> [GIVEN REQUEST]: Each line below is to be written out in full, exactly as shown.

-.-.-

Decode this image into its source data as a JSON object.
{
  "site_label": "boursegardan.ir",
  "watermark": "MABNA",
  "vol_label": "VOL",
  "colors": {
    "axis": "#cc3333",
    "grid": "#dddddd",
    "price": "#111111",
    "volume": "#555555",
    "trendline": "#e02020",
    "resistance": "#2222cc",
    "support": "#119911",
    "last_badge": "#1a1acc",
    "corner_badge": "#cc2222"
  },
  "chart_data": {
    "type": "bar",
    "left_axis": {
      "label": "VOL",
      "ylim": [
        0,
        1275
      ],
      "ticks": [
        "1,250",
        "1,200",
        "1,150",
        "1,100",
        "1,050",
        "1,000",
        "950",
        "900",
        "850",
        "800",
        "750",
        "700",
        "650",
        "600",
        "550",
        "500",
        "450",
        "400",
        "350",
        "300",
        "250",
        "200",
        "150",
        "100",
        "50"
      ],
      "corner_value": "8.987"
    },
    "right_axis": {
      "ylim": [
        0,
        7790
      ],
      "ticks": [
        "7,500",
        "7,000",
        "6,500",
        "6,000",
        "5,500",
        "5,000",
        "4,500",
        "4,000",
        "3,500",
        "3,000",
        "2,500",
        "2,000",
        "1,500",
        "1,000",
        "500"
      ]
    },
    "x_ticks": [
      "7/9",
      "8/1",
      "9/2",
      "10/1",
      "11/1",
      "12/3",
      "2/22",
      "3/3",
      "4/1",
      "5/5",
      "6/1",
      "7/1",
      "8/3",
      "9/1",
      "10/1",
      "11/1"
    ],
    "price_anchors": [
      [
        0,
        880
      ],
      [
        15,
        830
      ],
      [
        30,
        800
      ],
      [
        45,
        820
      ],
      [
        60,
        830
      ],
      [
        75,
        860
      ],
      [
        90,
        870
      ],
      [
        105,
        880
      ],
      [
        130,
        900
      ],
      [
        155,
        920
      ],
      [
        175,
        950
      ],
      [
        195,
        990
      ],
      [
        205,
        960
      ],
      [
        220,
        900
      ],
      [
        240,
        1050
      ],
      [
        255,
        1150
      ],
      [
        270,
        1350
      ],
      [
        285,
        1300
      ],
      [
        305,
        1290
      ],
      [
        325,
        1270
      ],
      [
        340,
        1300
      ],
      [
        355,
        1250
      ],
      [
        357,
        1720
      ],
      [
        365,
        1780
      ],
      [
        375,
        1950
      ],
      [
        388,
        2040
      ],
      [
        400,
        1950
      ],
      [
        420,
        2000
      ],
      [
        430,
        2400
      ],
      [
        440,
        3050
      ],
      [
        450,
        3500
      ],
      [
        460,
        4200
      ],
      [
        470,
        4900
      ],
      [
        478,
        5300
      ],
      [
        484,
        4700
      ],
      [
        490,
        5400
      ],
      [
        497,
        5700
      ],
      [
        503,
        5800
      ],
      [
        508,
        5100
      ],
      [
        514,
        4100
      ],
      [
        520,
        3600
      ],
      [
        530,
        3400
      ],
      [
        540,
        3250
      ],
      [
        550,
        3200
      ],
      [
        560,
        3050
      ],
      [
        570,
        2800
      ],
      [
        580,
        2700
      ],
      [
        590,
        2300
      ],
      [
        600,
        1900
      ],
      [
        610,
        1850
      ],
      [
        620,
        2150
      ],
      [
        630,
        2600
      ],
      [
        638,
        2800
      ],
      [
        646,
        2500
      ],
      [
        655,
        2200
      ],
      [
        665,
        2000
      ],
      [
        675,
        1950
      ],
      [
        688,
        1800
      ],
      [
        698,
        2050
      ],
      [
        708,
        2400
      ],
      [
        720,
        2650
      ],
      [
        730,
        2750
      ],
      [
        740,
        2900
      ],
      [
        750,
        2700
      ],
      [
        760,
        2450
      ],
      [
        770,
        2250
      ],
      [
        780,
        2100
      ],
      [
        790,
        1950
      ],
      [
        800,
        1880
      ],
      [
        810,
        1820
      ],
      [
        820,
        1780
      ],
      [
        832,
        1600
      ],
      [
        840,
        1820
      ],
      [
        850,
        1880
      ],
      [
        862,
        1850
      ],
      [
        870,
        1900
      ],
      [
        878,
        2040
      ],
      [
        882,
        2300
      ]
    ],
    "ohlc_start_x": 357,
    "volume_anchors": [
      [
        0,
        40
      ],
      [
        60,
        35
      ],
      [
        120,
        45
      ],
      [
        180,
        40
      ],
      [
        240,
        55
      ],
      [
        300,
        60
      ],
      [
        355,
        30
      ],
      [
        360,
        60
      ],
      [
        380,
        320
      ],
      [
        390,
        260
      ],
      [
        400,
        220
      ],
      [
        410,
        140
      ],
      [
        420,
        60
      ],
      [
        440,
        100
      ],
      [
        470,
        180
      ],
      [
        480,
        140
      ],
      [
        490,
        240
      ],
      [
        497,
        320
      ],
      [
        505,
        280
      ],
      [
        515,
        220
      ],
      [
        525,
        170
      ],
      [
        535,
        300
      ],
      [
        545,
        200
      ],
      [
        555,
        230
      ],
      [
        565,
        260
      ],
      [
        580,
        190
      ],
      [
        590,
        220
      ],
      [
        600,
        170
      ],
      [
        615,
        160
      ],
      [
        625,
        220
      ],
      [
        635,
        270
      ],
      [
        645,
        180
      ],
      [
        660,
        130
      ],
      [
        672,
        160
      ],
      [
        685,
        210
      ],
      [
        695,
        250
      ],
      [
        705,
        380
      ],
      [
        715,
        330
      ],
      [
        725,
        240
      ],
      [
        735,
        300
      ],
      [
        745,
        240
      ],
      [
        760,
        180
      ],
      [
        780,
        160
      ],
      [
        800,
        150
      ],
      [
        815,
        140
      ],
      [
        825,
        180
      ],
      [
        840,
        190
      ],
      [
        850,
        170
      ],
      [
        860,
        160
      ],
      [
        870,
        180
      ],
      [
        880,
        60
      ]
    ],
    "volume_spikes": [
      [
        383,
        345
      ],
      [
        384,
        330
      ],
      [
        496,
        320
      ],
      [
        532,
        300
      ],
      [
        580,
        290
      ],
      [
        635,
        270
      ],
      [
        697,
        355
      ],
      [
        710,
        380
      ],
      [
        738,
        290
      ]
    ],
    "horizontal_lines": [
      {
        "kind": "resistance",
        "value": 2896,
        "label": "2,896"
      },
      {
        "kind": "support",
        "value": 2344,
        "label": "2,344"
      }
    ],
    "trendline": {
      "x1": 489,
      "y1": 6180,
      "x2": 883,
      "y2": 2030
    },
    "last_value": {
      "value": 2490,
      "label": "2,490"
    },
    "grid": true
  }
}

-.-.-

> [SOLUTION TO THIS PROBLEM]:
Decode this image into its source data as a JSON object.
{
  "site_label": "boursegardan.ir",
  "watermark": "MABNA",
  "vol_label": "VOL",
  "colors": {
    "axis": "#cc3333",
    "grid": "#dddddd",
    "price": "#111111",
    "volume": "#555555",
    "trendline": "#e02020",
    "resistance": "#2222cc",
    "support": "#119911",
    "last_badge": "#1a1acc",
    "corner_badge": "#cc2222"
  },
  "chart_data": {
    "type": "bar",
    "left_axis": {
      "label": "VOL",
      "ylim": [
        0,
        1275
      ],
      "ticks": [
        "1,250",
        "1,200",
        "1,150",
        "1,100",
        "1,050",
        "1,000",
        "950",
        "900",
        "850",
        "800",
        "750",
        "700",
        "650",
        "600",
        "550",
        "500",
        "450",
        "400",
        "350",
        "300",
        "250",
        "200",
        "150",
        "100",
        "50"
      ],
      "corner_value": "8.987"
    },
    "right_axis": {
      "ylim": [
        0,
        7790
      ],
      "ticks": [
        "7,500",
        "7,000",
        "6,500",
        "6,000",
        "5,500",
        "5,000",
        "4,500",
        "4,000",
        "3,500",
        "3,000",
        "2,500",
        "2,000",
        "1,500",
        "1,000",
        "500"
      ]
    },
    "x_ticks": [
      "7/9",
      "8/1",
      "9/2",
      "10/1",
      "11/1",
      "12/3",
      "2/22",
      "3/3",
      "4/1",
      "5/5",
      "6/1",
      "7/1",
      "8/3",
      "9/1",
      "10/1",
      "11/1"
    ],
    "price_anchors": [
      [
        0,
        880
      ],
      [
        15,
        830
      ],
      [
        30,
        800
      ],
      [
        45,
        820
      ],
      [
        60,
        830
      ],
      [
        75,
        860
      ],
      [
        90,
        870
      ],
      [
        105,
        880
      ],
      [
        130,
        900
      ],
      [
        155,
        920
      ],
      [
        175,
        950
      ],
      [
        195,
        990
      ],
      [
        205,
        960
      ],
      [
        220,
        900
      ],
      [
        240,
        1050
      ],
      [
        255,
        1150
      ],
      [
        270,
        1350
      ],
      [
        285,
        1300
      ],
      [
        305,
        1290
      ],
      [
        325,
        1270
      ],
      [
        340,
        1300
      ],
      [
        355,
        1250
      ],
      [
        357,
        1720
      ],
      [
        365,
        1780
      ],
      [
        375,
        1950
      ],
      [
        388,
        2040
      ],
      [
        400,
        1950
      ],
      [
        420,
        2000
      ],
      [
        430,
        2400
      ],
      [
        440,
        3050
      ],
      [
        450,
        3500
      ],
      [
        460,
        4200
      ],
      [
        470,
        4900
      ],
      [
        478,
        5300
      ],
      [
        484,
        4700
      ],
      [
        490,
        5400
      ],
      [
        497,
        5700
      ],
      [
        503,
        5800
      ],
      [
        508,
        5100
      ],
      [
        514,
        4100
      ],
      [
        520,
        3600
      ],
      [
        530,
        3400
      ],
      [
        540,
        3250
      ],
      [
        550,
        3200
      ],
      [
        560,
        3050
      ],
      [
        570,
        2800
      ],
      [
        580,
        2700
      ],
      [
        590,
        2300
      ],
      [
        600,
        1900
      ],
      [
        610,
        1850
      ],
      [
        620,
        2150
      ],
      [
        630,
        2600
      ],
      [
        638,
        2800
      ],
      [
        646,
        2500
      ],
      [
        655,
        2200
      ],
      [
        665,
        2000
      ],
      [
        675,
        1950
      ],
      [
        688,
        1800
      ],
      [
        698,
        2050
      ],
      [
        708,
        2400
      ],
      [
        720,
        2650
      ],
      [
        730,
        2750
      ],
      [
        740,
        2900
      ],
      [
        750,
        2700
      ],
      [
        760,
        2450
      ],
      [
        770,
        2250
      ],
      [
        780,
        2100
      ],
      [
        790,
        1950
      ],
      [
        800,
        1880
      ],
      [
        810,
        1820
      ],
      [
        820,
        1780
      ],
      [
        832,
        1600
      ],
      [
        840,
        1820
      ],
      [
        850,
        1880
      ],
      [
        862,
        1850
      ],
      [
        870,
        1900
      ],
      [
        878,
        2040
      ],
      [
        882,
        2300
      ]
    ],
    "ohlc_start_x": 357,
    "volume_anchors": [
      [
        0,
        40
      ],
      [
        60,
        35
      ],
      [
        120,
        45
      ],
      [
        180,
        40
      ],
      [
        240,
        55
      ],
      [
        300,
        60
      ],
      [
        355,
        30
      ],
      [
        360,
        60
      ],
      [
        380,
        320
      ],
      [
        390,
        260
      ],
      [
        400,
        220
      ],
      [
        410,
        140
      ],
      [
        420,
        60
      ],
      [
        440,
        100
      ],
      [
        470,
        180
      ],
      [
        480,
        140
      ],
      [
        490,
        240
      ],
      [
        497,
        320
      ],
      [
        505,
        280
      ],
      [
        515,
        220
      ],
      [
        525,
        170
      ],
      [
        535,
        300
      ],
      [
        545,
        200
      ],
      [
        555,
        230
      ],
      [
        565,
        260
      ],
      [
        580,
        190
      ],
      [
        590,
        220
      ],
      [
        600,
        170
      ],
      [
        615,
        160
      ],
      [
        625,
        220
      ],
      [
        635,
        270
      ],
      [
        645,
        180
      ],
      [
        660,
        130
      ],
      [
        672,
        160
      ],
      [
        685,
        210
      ],
      [
        695,
        250
      ],
      [
        705,
        380
      ],
      [
        715,
        330
      ],
      [
        725,
        240
      ],
      [
        735,
        300
      ],
      [
        745,
        240
      ],
      [
        760,
        180
      ],
      [
        780,
        160
      ],
      [
        800,
        150
      ],
      [
        815,
        140
      ],
      [
        825,
        180
      ],
      [
        840,
        190
      ],
      [
        850,
        170
      ],
      [
        860,
        160
      ],
      [
        870,
        180
      ],
      [
        880,
        60
      ]
    ],
    "volume_spikes": [
      [
        383,
        345
      ],
      [
        384,
        330
      ],
      [
        496,
        320
      ],
      [
        532,
        300
      ],
      [
        580,
        290
      ],
      [
        635,
        270
      ],
      [
        697,
        355
      ],
      [
        710,
        380
      ],
      [
        738,
        290
      ]
    ],
    "horizontal_lines": [
      {
        "kind": "resistance",
        "value": 2896,
        "label": "2,896"
      },
      {
        "kind": "support",
        "value": 2344,
        "label": "2,344"
      }
    ],
    "trendline": {
      "x1": 489,
      "y1": 6180,
      "x2": 883,
      "y2": 2030
    },
    "last_value": {
      "value": 2490,
      "label": "2,490"
    },
    "grid": true
  }
}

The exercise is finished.